WHAT IS BEING ASKED →
Omit the pictures and return every entry exactly as written.

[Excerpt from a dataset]
──────────────────────────────

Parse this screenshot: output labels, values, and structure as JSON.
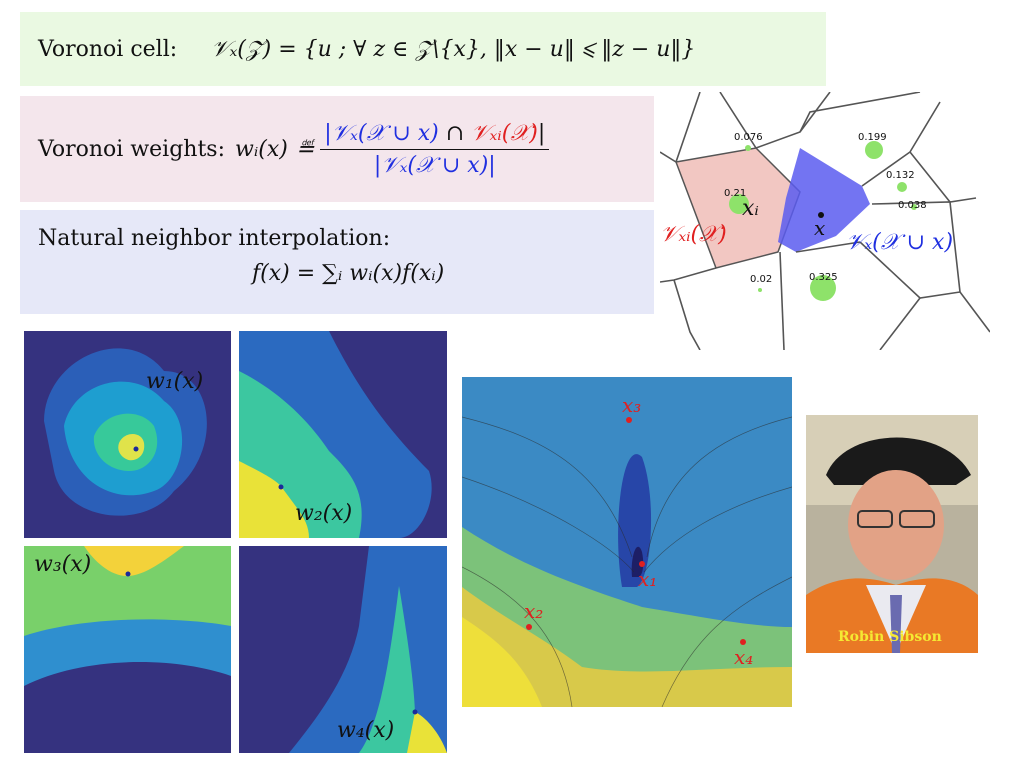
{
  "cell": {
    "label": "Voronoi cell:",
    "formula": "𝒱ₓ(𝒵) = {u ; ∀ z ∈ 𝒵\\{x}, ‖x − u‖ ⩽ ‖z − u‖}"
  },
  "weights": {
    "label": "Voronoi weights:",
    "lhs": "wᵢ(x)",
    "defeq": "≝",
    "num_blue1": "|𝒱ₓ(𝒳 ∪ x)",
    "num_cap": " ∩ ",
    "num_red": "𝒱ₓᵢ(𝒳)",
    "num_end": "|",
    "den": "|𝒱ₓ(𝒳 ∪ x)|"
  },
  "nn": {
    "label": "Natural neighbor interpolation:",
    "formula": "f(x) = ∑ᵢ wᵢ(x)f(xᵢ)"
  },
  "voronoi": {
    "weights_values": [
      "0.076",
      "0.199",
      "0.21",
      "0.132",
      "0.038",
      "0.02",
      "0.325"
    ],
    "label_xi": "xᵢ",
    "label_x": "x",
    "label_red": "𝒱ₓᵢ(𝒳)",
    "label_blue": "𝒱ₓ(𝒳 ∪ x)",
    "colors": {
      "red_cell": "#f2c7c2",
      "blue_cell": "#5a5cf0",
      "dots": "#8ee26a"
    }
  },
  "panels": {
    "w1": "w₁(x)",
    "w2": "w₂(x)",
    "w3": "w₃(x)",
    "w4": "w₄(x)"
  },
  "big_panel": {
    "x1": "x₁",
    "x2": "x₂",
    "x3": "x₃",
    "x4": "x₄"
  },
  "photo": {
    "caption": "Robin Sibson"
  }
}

──────────────────────────────

WORKED ANSWER →
Parse this screenshot: output labels, values, and structure as JSON.
{
  "cell": {
    "label": "Voronoi cell:",
    "formula": "𝒱ₓ(𝒵) = {u ; ∀ z ∈ 𝒵\\{x}, ‖x − u‖ ⩽ ‖z − u‖}"
  },
  "weights": {
    "label": "Voronoi weights:",
    "lhs": "wᵢ(x)",
    "defeq": "≝",
    "num_blue1": "|𝒱ₓ(𝒳 ∪ x)",
    "num_cap": " ∩ ",
    "num_red": "𝒱ₓᵢ(𝒳)",
    "num_end": "|",
    "den": "|𝒱ₓ(𝒳 ∪ x)|"
  },
  "nn": {
    "label": "Natural neighbor interpolation:",
    "formula": "f(x) = ∑ᵢ wᵢ(x)f(xᵢ)"
  },
  "voronoi": {
    "weights_values": [
      "0.076",
      "0.199",
      "0.21",
      "0.132",
      "0.038",
      "0.02",
      "0.325"
    ],
    "label_xi": "xᵢ",
    "label_x": "x",
    "label_red": "𝒱ₓᵢ(𝒳)",
    "label_blue": "𝒱ₓ(𝒳 ∪ x)",
    "colors": {
      "red_cell": "#f2c7c2",
      "blue_cell": "#5a5cf0",
      "dots": "#8ee26a"
    }
  },
  "panels": {
    "w1": "w₁(x)",
    "w2": "w₂(x)",
    "w3": "w₃(x)",
    "w4": "w₄(x)"
  },
  "big_panel": {
    "x1": "x₁",
    "x2": "x₂",
    "x3": "x₃",
    "x4": "x₄"
  },
  "photo": {
    "caption": "Robin Sibson"
  }
}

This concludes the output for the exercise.